# Written request:
Each record must be retyped in full. No character may differ.

━━━━━━━━━━

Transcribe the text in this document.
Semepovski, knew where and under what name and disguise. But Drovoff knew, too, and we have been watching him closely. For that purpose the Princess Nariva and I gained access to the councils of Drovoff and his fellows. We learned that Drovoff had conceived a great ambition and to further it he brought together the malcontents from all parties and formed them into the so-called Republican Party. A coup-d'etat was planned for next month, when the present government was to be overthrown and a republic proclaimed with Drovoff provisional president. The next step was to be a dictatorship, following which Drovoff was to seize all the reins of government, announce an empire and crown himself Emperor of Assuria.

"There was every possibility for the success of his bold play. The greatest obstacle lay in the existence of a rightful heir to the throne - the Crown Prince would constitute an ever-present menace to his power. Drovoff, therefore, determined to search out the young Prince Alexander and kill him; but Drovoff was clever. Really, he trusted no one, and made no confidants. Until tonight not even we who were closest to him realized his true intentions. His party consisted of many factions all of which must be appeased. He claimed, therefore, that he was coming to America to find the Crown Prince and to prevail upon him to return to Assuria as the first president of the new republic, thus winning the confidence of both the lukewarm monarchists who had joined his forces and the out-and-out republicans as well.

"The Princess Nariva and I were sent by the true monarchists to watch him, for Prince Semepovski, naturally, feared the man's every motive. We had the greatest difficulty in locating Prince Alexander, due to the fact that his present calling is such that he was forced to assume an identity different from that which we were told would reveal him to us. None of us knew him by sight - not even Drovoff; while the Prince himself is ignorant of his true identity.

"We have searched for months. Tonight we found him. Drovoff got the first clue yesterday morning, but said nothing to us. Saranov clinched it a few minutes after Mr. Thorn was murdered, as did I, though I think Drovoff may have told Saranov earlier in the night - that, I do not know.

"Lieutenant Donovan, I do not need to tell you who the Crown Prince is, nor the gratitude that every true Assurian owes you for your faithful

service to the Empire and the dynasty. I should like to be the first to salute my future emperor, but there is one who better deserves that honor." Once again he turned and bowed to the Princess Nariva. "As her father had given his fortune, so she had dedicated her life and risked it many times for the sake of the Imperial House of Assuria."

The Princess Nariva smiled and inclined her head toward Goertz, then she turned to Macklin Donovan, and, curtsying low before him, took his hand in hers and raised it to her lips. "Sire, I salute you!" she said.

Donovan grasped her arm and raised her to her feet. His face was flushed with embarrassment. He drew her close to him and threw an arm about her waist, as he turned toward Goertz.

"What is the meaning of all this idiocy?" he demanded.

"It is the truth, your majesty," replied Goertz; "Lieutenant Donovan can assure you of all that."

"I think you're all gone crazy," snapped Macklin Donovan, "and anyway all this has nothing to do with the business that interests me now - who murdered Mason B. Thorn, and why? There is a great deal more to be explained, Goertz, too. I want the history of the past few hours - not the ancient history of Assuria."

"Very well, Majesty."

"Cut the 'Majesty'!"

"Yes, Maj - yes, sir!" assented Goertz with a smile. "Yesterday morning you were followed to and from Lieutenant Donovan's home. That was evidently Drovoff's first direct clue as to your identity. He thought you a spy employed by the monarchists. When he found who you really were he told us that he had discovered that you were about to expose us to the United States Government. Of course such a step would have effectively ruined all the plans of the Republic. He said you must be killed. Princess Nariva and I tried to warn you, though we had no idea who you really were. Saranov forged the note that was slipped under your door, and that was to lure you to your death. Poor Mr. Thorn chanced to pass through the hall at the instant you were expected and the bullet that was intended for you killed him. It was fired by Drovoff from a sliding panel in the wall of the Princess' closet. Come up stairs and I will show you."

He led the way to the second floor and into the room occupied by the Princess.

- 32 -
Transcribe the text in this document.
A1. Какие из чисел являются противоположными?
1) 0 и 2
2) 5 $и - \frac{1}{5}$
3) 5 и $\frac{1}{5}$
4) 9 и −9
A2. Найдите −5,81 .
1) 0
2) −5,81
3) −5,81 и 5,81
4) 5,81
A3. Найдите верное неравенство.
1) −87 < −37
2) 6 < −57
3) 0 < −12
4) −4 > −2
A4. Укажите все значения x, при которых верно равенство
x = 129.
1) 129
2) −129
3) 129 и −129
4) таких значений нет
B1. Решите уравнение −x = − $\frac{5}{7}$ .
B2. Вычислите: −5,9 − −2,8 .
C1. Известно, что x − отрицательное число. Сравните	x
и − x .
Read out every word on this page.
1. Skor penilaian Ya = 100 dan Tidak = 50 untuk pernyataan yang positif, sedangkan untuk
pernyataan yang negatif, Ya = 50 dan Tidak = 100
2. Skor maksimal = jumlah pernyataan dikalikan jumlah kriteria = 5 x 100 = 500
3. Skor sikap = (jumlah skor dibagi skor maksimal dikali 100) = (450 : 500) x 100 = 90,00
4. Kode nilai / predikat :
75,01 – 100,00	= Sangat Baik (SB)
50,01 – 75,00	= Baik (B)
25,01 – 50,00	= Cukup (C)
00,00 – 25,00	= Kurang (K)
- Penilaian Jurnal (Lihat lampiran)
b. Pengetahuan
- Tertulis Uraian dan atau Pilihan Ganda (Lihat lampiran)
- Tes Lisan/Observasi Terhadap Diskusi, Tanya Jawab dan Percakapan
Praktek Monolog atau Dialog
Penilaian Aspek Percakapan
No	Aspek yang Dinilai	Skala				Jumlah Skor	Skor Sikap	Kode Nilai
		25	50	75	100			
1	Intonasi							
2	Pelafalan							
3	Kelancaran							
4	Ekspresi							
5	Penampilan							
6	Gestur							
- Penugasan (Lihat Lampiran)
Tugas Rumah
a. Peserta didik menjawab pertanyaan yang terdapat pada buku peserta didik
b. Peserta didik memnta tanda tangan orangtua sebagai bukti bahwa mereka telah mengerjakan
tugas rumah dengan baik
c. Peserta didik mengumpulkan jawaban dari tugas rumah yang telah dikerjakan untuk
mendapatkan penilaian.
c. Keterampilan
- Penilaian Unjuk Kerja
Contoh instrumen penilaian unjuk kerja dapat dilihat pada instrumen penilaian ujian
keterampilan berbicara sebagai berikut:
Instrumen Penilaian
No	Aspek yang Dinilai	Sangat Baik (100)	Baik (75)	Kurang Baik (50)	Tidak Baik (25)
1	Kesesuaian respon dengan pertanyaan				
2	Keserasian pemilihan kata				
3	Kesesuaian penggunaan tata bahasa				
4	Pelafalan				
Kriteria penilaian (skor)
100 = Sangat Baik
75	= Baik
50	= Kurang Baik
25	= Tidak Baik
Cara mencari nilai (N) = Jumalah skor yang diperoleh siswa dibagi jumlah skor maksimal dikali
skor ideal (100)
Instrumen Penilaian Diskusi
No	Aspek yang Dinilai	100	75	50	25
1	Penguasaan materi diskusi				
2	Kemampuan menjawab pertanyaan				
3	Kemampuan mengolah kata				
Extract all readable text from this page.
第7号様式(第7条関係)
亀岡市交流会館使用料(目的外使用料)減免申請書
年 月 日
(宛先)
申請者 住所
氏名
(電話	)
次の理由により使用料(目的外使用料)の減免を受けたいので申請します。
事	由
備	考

━━━━━━━━━━

# Problem solution:
Transcribe the text in this document.
Semepovski, knew where and under what name and disguise. But Drovoff knew, too, and we have been watching him closely. For that purpose the Princess Nariva and I gained access to the councils of Drovoff and his fellows. We learned that Drovoff had conceived a great ambition and to further it he brought together the malcontents from all parties and formed them into the so-called Republican Party. A coup-d'etat was planned for next month, when the present government was to be overthrown and a republic proclaimed with Drovoff provisional president. The next step was to be a dictatorship, following which Drovoff was to seize all the reins of government, announce an empire and crown himself Emperor of Assuria.

"There was every possibility for the success of his bold play. The greatest obstacle lay in the existence of a rightful heir to the throne - the Crown Prince would constitute an ever-present menace to his power. Drovoff, therefore, determined to search out the young Prince Alexander and kill him; but Drovoff was clever. Really, he trusted no one, and made no confidants. Until tonight not even we who were closest to him realized his true intentions. His party consisted of many factions all of which must be appeased. He claimed, therefore, that he was coming to America to find the Crown Prince and to prevail upon him to return to Assuria as the first president of the new republic, thus winning the confidence of both the lukewarm monarchists who had joined his forces and the out-and-out republicans as well.

"The Princess Nariva and I were sent by the true monarchists to watch him, for Prince Semepovski, naturally, feared the man's every motive. We had the greatest difficulty in locating Prince Alexander, due to the fact that his present calling is such that he was forced to assume an identity different from that which we were told would reveal him to us. None of us knew him by sight - not even Drovoff; while the Prince himself is ignorant of his true identity.

"We have searched for months. Tonight we found him. Drovoff got the first clue yesterday morning, but said nothing to us. Saranov clinched it a few minutes after Mr. Thorn was murdered, as did I, though I think Drovoff may have told Saranov earlier in the night - that, I do not know.

"Lieutenant Donovan, I do not need to tell you who the Crown Prince is, nor the gratitude that every true Assurian owes you for your faithful

service to the Empire and the dynasty. I should like to be the first to salute my future emperor, but there is one who better deserves that honor." Once again he turned and bowed to the Princess Nariva. "As her father had given his fortune, so she had dedicated her life and risked it many times for the sake of the Imperial House of Assuria."

The Princess Nariva smiled and inclined her head toward Goertz, then she turned to Macklin Donovan, and, curtsying low before him, took his hand in hers and raised it to her lips. "Sire, I salute you!" she said.

Donovan grasped her arm and raised her to her feet. His face was flushed with embarrassment. He drew her close to him and threw an arm about her waist, as he turned toward Goertz.

"What is the meaning of all this idiocy?" he demanded.

"It is the truth, your majesty," replied Goertz; "Lieutenant Donovan can assure you of all that."

"I think you're all gone crazy," snapped Macklin Donovan, "and anyway all this has nothing to do with the business that interests me now - who murdered Mason B. Thorn, and why? There is a great deal more to be explained, Goertz, too. I want the history of the past few hours - not the ancient history of Assuria."

"Very well, Majesty."

"Cut the 'Majesty'!"

"Yes, Maj - yes, sir!" assented Goertz with a smile. "Yesterday morning you were followed to and from Lieutenant Donovan's home. That was evidently Drovoff's first direct clue as to your identity. He thought you a spy employed by the monarchists. When he found who you really were he told us that he had discovered that you were about to expose us to the United States Government. Of course such a step would have effectively ruined all the plans of the Republic. He said you must be killed. Princess Nariva and I tried to warn you, though we had no idea who you really were. Saranov forged the note that was slipped under your door, and that was to lure you to your death. Poor Mr. Thorn chanced to pass through the hall at the instant you were expected and the bullet that was intended for you killed him. It was fired by Drovoff from a sliding panel in the wall of the Princess' closet. Come up stairs and I will show you."

He led the way to the second floor and into the room occupied by the Princess.

- 32 -
Transcribe the text in this document.
A1. Какие из чисел являются противоположными?
1) 0 и 2
2) 5 $и - \frac{1}{5}$
3) 5 и $\frac{1}{5}$
4) 9 и −9
A2. Найдите −5,81 .
1) 0
2) −5,81
3) −5,81 и 5,81
4) 5,81
A3. Найдите верное неравенство.
1) −87 < −37
2) 6 < −57
3) 0 < −12
4) −4 > −2
A4. Укажите все значения x, при которых верно равенство
x = 129.
1) 129
2) −129
3) 129 и −129
4) таких значений нет
B1. Решите уравнение −x = − $\frac{5}{7}$ .
B2. Вычислите: −5,9 − −2,8 .
C1. Известно, что x − отрицательное число. Сравните	x
и − x .
Read out every word on this page.
1. Skor penilaian Ya = 100 dan Tidak = 50 untuk pernyataan yang positif, sedangkan untuk
pernyataan yang negatif, Ya = 50 dan Tidak = 100
2. Skor maksimal = jumlah pernyataan dikalikan jumlah kriteria = 5 x 100 = 500
3. Skor sikap = (jumlah skor dibagi skor maksimal dikali 100) = (450 : 500) x 100 = 90,00
4. Kode nilai / predikat :
75,01 – 100,00	= Sangat Baik (SB)
50,01 – 75,00	= Baik (B)
25,01 – 50,00	= Cukup (C)
00,00 – 25,00	= Kurang (K)
- Penilaian Jurnal (Lihat lampiran)
b. Pengetahuan
- Tertulis Uraian dan atau Pilihan Ganda (Lihat lampiran)
- Tes Lisan/Observasi Terhadap Diskusi, Tanya Jawab dan Percakapan
Praktek Monolog atau Dialog
Penilaian Aspek Percakapan
No	Aspek yang Dinilai	Skala				Jumlah Skor	Skor Sikap	Kode Nilai
		25	50	75	100			
1	Intonasi							
2	Pelafalan							
3	Kelancaran							
4	Ekspresi							
5	Penampilan							
6	Gestur							
- Penugasan (Lihat Lampiran)
Tugas Rumah
a. Peserta didik menjawab pertanyaan yang terdapat pada buku peserta didik
b. Peserta didik memnta tanda tangan orangtua sebagai bukti bahwa mereka telah mengerjakan
tugas rumah dengan baik
c. Peserta didik mengumpulkan jawaban dari tugas rumah yang telah dikerjakan untuk
mendapatkan penilaian.
c. Keterampilan
- Penilaian Unjuk Kerja
Contoh instrumen penilaian unjuk kerja dapat dilihat pada instrumen penilaian ujian
keterampilan berbicara sebagai berikut:
Instrumen Penilaian
No	Aspek yang Dinilai	Sangat Baik (100)	Baik (75)	Kurang Baik (50)	Tidak Baik (25)
1	Kesesuaian respon dengan pertanyaan				
2	Keserasian pemilihan kata				
3	Kesesuaian penggunaan tata bahasa				
4	Pelafalan				
Kriteria penilaian (skor)
100 = Sangat Baik
75	= Baik
50	= Kurang Baik
25	= Tidak Baik
Cara mencari nilai (N) = Jumalah skor yang diperoleh siswa dibagi jumlah skor maksimal dikali
skor ideal (100)
Instrumen Penilaian Diskusi
No	Aspek yang Dinilai	100	75	50	25
1	Penguasaan materi diskusi				
2	Kemampuan menjawab pertanyaan				
3	Kemampuan mengolah kata				
Extract all readable text from this page.
第7号様式(第7条関係)
亀岡市交流会館使用料(目的外使用料)減免申請書
年 月 日
(宛先)
申請者 住所
氏名
(電話	)
次の理由により使用料(目的外使用料)の減免を受けたいので申請します。
事	由
備	考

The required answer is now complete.